#### Aim:
Wherever "times" appears in a line, list that line.

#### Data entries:
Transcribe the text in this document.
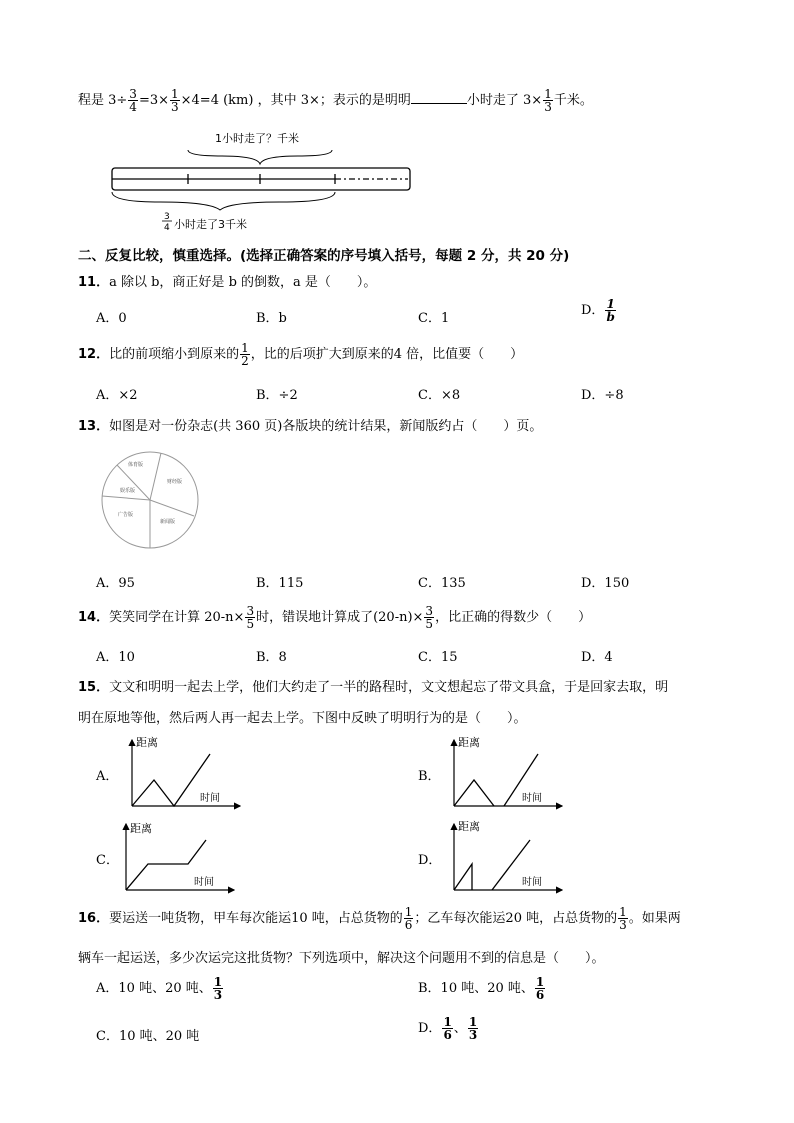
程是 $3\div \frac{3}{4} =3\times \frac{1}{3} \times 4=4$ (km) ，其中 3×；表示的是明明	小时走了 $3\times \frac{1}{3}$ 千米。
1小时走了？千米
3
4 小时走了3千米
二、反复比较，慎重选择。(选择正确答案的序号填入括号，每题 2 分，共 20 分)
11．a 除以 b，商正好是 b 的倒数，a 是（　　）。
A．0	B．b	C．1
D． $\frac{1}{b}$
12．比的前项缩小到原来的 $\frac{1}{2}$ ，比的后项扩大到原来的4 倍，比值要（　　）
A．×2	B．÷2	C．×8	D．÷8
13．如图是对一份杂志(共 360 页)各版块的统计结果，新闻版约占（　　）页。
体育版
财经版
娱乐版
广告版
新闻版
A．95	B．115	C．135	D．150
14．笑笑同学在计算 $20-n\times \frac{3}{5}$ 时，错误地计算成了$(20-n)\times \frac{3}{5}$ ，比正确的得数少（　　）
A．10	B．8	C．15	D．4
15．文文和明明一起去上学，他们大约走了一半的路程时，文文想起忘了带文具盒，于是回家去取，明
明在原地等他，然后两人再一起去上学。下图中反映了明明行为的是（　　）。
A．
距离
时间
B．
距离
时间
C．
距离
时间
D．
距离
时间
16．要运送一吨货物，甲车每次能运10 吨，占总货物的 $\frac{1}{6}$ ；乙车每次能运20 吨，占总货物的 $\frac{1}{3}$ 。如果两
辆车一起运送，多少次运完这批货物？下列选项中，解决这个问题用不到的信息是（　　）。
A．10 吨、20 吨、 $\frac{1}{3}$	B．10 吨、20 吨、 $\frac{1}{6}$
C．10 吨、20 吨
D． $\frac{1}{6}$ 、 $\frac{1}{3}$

---

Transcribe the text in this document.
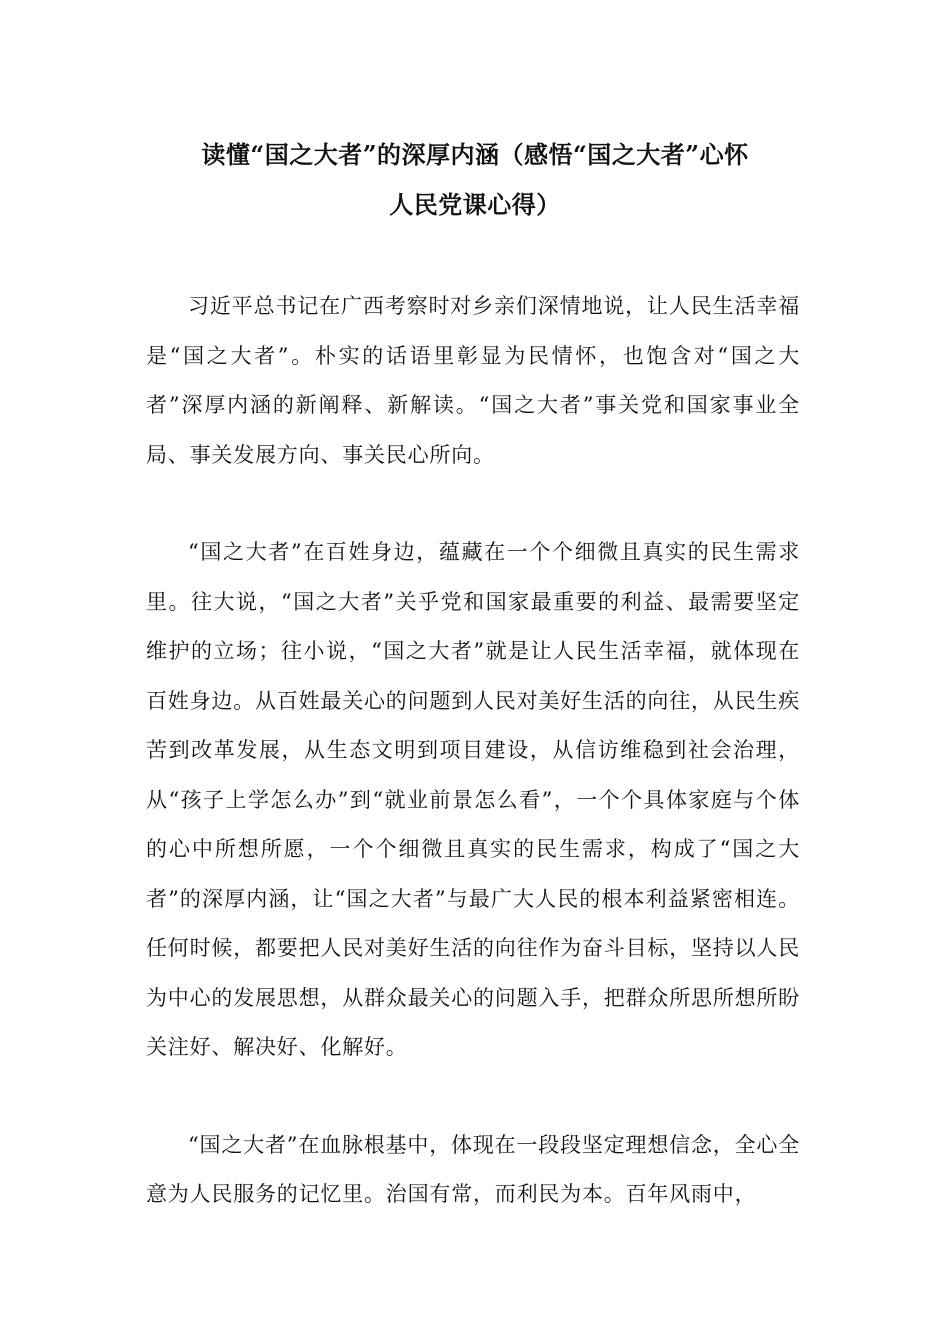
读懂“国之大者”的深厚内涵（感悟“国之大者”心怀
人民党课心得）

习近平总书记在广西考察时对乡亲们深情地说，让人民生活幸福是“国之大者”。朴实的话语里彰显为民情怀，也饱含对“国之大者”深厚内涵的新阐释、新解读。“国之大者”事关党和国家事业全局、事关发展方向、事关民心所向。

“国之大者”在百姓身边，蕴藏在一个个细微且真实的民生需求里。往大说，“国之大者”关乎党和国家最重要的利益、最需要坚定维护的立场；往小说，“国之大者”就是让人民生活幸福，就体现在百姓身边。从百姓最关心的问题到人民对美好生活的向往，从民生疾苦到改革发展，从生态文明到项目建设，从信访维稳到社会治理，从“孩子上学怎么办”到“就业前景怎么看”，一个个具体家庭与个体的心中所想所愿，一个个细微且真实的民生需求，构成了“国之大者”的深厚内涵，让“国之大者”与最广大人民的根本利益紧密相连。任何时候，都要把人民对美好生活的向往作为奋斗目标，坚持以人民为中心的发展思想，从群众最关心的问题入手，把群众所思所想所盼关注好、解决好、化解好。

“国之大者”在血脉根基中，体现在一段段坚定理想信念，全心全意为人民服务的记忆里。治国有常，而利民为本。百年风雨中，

#### Answer for the task:
程是 $3\div \frac{3}{4} =3\times \frac{1}{3} \times 4=4$ (km) ，其中 3×；表示的是明明	小时走了 $3\times \frac{1}{3}$ 千米。
14．笑笑同学在计算 $20-n\times \frac{3}{5}$ 时，错误地计算成了$(20-n)\times \frac{3}{5}$ ，比正确的得数少（　　）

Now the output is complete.